WHAT TO DO: In the material below, list every line carrying the string "name".

DATA SHOWN:

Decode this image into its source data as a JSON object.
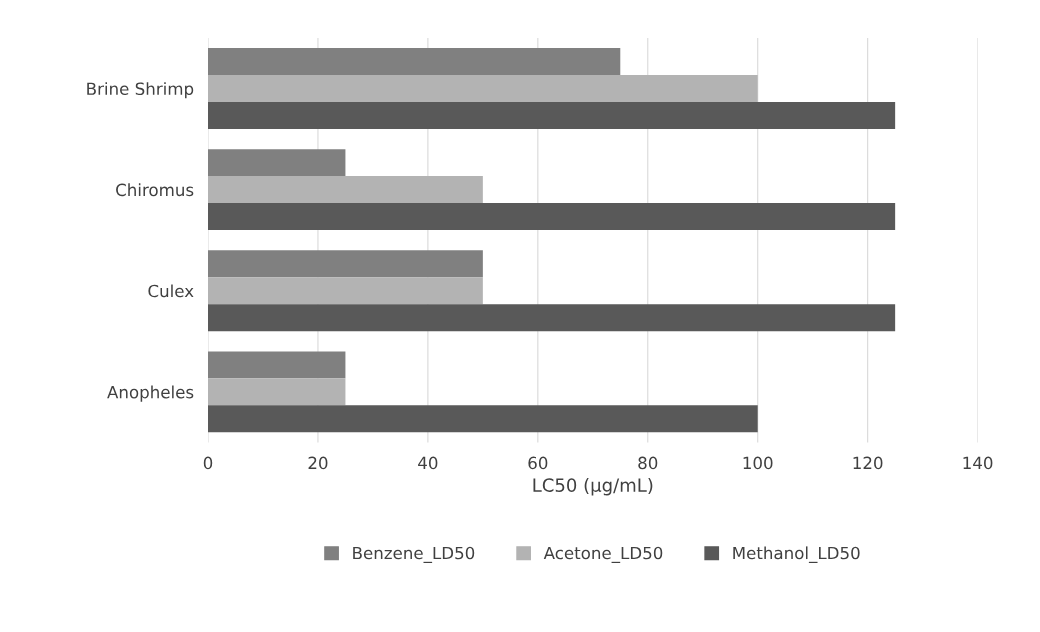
{
  "chart_data": {
    "type": "bar",
    "orientation": "horizontal",
    "categories": [
      "Brine Shrimp",
      "Chiromus",
      "Culex",
      "Anopheles"
    ],
    "series": [
      {
        "name": "Benzene_LD50",
        "color": "#808080",
        "values": [
          75,
          25,
          50,
          25
        ]
      },
      {
        "name": "Acetone_LD50",
        "color": "#b3b3b3",
        "values": [
          100,
          50,
          50,
          25
        ]
      },
      {
        "name": "Methanol_LD50",
        "color": "#595959",
        "values": [
          125,
          125,
          125,
          100
        ]
      }
    ],
    "xlabel": "LC50 (µg/mL)",
    "xlim": [
      0,
      140
    ],
    "xticks": [
      0,
      20,
      40,
      60,
      80,
      100,
      120,
      140
    ],
    "grid": "x",
    "legend": "bottom"
  }
}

PROBLEM SOLUTION:
        "name": "Benzene_LD50",
        "name": "Acetone_LD50",
        "name": "Methanol_LD50",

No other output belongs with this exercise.